AUSGANGSTEXT.
Nur sehr wenigen Ländern ist es gelungen, ihre Ökonomien zu diversifizieren. Dazu gehören Ghana, Senegal und Kenia – Länder, die über keine nennenswerten Rohstoffe verfügen und deshalb die industrielle Entwicklung vorangetrieben und in den Dienstleistungssektor investiert haben.
Je ein Prozent Wirtschaftswachstum generiert in Subsahara Afrika gerade einmal 0,4 Prozent Jobwachstum. Die Hoffnung, wonach ausländische Investoren zum Jobtreiber werden, hat sich bislang nicht erfüllt. Insgesamt sind im Durchschnitt der letzten Jahre gerade einmal 140.000 Arbeitsplätze jährlich auf dem gesamten Kontinent entstanden.
Deutsche Unternehmen sind mit Ausnahme von Südafrika und Marokko, Tunesien und Ägypten kaum präsent. Insgesamt beschäftigen sie zwischen Kapstadt und Casablanca etwas mehr als 200.000 Arbeitnehmer (2019), davon die Hälfte allein in Südafrika. Und auch die Verheißungen Chinas, zig Millionen Arbeitsplätze in Afrika zu schaffen, wurden enttäuscht.
Der größte Teil der ausländischen Investitionen fließt nach wie vor in den Rohstoffsektor und in die landwirtschaftliche Produktion von Blumen, Kaffee, Tee und Gemüse – also die Kolonialwaren alten Schlages.
Ein sehr hoher Anteil dieser Exportproduktion wird in globalen Lieferketten von europäischen, chinesischen und US-amerikanischen Konzernen gesteuert. Das heißt: einheimische Arbeitskräfte pflücken Teeblätter und ernten den Kaffee. Geröstet aber werden die Bohnen in den USA oder Europa. Die Wertschöpfung erfolgt also außerhalb Afrikas. Auf afrikanischer Seite bleibt nur wenig übrig – niedrige lokale Wertschöpfung und eine kleine Anzahl von Jobs.
In den vergangenen drei Jahrzehnten haben globale Produzenten von einfachen Konsumgütern wie Textilien oder Spielzeug vor allem in den Niedrigeinkommensländern Asiens Arbeitskräfte mit geringer Qualifikation eingestellt. Dies war als Möglichkeit gedacht, über arbeitsintensive Fertigung einen Jobmotor in Gang zu setzen. Afrikanische Länder aber haben diese Chancen verpasst.
Als dann die Löhne in Asien stiegen und der Standort Afrika einen Lohnkostenvorteil hätte bieten können, verringerte die sogenannte Globotik-Transformation der Automatisierung, Roboterisierung und des 3D-Drucks die Nachfrage nach ungelernter und preisgünstiger Arbeit. Inzwischen führt die automatisierte Produktion dazu, dass Unternehmen eher nach Europa zurückgehen, als in Afrika zu investieren.

BEREITGESTELLTES MATERIAL.
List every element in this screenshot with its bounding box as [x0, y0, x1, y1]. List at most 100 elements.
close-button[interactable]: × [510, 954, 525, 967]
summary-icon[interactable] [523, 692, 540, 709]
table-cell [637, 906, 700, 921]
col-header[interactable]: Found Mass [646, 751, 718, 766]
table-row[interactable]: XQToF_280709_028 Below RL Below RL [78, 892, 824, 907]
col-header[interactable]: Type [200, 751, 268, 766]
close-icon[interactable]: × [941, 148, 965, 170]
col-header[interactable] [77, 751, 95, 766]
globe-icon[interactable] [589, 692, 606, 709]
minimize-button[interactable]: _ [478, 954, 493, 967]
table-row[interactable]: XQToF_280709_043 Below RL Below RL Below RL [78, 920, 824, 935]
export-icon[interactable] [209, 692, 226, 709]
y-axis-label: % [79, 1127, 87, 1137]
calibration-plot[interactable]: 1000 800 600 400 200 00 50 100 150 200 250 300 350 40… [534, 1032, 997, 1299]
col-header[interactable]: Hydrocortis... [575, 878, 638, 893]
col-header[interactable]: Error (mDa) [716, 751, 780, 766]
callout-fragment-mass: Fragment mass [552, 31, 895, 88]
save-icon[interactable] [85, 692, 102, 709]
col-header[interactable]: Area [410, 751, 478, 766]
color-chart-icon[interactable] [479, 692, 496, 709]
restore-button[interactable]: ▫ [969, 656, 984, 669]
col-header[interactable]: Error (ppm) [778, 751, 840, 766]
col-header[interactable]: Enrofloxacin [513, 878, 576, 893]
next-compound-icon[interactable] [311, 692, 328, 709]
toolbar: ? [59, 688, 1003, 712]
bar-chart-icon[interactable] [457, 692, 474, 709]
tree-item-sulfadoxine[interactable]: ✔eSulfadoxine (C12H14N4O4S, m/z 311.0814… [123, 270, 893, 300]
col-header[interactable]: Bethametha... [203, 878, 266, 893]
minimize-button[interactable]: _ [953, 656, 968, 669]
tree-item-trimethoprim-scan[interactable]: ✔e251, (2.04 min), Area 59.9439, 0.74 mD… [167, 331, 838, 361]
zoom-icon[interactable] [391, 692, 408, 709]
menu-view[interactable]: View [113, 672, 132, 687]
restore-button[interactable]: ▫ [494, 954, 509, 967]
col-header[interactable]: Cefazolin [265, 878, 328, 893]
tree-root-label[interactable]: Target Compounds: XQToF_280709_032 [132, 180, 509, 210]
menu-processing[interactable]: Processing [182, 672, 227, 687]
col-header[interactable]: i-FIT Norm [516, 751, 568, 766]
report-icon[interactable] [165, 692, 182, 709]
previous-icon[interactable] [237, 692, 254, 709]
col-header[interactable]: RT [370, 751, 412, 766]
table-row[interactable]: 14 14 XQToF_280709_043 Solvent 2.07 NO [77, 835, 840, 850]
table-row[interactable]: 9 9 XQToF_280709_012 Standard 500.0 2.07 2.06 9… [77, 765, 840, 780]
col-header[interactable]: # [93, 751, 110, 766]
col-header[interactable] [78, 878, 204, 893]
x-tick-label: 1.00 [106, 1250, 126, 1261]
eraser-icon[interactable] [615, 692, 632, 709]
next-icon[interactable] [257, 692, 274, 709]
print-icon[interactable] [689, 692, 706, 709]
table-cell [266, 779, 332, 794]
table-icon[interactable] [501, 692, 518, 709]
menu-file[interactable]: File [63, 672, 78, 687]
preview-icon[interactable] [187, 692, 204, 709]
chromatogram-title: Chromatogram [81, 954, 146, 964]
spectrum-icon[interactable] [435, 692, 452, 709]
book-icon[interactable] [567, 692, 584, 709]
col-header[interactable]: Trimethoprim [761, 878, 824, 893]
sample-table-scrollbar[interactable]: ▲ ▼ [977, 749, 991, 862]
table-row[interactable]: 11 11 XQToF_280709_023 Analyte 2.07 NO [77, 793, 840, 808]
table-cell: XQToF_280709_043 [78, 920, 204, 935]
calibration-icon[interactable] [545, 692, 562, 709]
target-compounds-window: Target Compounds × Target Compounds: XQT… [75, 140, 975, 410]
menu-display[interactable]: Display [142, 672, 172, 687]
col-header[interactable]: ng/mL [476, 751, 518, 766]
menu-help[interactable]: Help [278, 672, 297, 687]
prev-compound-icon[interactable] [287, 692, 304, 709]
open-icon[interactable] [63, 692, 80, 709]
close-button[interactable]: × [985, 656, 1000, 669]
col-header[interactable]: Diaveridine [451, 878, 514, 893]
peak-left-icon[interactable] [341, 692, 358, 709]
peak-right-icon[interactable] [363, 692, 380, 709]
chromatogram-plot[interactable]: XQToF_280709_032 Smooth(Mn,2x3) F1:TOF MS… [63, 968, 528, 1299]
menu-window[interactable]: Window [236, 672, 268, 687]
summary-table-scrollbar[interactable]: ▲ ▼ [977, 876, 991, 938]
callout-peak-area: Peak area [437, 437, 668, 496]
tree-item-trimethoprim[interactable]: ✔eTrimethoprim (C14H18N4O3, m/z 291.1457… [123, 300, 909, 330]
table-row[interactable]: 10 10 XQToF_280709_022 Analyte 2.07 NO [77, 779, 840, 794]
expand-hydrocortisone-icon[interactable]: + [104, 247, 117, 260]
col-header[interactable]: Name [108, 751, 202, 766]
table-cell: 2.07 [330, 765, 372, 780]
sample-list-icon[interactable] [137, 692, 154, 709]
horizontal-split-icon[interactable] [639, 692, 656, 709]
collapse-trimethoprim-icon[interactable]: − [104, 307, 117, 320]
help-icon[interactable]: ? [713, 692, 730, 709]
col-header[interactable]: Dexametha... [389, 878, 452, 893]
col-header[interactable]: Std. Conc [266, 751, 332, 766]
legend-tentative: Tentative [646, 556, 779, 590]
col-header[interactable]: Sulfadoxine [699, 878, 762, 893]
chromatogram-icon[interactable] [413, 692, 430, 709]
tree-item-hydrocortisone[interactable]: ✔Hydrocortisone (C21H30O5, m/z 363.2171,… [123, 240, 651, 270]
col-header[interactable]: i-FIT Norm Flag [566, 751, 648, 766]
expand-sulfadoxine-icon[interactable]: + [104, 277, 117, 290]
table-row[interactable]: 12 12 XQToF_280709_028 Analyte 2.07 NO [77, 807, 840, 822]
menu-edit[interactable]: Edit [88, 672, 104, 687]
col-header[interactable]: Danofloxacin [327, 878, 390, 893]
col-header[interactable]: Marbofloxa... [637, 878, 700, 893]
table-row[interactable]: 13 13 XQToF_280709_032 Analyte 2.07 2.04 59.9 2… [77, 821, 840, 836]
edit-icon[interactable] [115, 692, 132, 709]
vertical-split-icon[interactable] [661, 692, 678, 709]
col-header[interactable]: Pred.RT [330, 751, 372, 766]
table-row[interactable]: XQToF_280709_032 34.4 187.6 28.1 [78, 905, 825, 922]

* * *

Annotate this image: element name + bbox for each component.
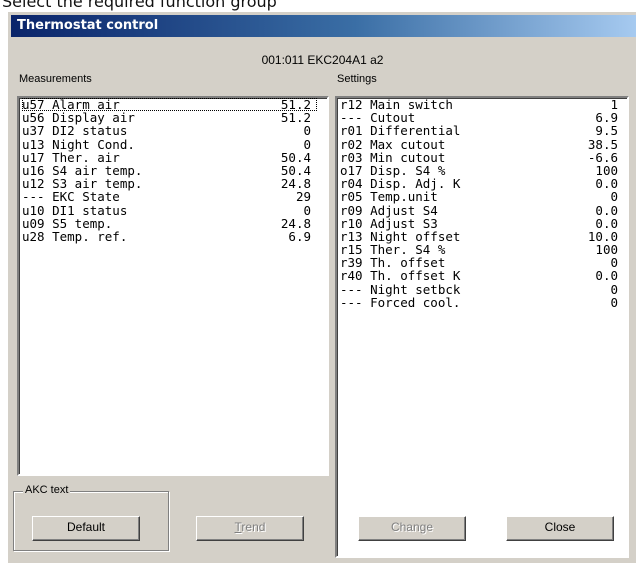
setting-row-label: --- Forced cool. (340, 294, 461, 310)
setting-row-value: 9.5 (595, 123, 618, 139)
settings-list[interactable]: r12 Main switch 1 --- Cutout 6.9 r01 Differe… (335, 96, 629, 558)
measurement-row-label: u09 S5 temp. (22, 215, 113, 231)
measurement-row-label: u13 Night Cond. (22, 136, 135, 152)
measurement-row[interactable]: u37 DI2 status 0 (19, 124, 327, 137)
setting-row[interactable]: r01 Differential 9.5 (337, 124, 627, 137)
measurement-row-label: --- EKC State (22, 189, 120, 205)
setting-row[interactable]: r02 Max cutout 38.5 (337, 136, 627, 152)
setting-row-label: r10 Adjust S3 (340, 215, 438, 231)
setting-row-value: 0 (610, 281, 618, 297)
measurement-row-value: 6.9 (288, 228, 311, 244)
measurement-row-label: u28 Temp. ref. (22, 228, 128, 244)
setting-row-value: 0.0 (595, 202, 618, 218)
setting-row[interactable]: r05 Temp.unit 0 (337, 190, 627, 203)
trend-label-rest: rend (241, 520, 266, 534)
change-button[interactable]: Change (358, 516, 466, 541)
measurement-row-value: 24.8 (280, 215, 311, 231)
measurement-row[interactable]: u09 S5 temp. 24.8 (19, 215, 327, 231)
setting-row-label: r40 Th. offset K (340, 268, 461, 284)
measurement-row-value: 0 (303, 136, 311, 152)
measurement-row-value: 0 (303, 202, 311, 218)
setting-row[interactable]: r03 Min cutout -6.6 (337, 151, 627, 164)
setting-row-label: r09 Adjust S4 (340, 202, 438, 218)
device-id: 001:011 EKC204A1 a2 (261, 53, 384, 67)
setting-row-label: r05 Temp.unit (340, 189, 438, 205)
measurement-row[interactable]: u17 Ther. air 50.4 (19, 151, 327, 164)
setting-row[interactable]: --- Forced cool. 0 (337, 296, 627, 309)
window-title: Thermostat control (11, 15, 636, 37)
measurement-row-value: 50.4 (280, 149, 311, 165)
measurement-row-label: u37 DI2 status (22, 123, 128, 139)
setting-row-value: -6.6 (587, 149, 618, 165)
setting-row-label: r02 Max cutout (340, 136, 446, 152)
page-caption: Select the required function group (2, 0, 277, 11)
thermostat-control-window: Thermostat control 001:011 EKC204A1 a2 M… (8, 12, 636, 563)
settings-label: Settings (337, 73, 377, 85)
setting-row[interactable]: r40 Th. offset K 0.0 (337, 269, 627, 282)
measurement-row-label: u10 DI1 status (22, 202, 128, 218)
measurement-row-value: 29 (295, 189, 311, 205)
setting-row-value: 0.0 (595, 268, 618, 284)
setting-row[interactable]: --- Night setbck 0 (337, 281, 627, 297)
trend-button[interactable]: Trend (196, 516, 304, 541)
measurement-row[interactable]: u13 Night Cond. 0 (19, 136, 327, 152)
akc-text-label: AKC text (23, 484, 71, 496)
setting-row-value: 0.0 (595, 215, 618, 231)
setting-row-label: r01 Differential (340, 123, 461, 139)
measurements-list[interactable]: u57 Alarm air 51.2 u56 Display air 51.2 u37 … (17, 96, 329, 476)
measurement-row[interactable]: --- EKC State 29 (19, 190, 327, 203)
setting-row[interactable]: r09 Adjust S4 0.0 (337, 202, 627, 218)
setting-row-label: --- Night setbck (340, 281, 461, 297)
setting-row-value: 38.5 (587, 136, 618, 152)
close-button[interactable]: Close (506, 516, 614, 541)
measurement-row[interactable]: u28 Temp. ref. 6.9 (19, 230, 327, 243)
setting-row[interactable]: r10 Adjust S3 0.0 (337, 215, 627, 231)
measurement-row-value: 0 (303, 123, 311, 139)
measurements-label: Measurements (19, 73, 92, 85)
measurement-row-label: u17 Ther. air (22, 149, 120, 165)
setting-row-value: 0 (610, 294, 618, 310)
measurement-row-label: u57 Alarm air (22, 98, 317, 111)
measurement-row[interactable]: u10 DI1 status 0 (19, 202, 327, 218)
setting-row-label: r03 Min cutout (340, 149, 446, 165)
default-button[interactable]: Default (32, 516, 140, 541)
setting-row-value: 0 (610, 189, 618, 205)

AUFGABE.
Wie viele Arbeitnehmer beschäftigten deutsche Unternehmen laut Ausgangstext im Jahr 2019 insgesamt zwischen Kapstadt und Casablanca?

LÖSUNG.
Etwas mehr als 200.000 Arbeitnehmer.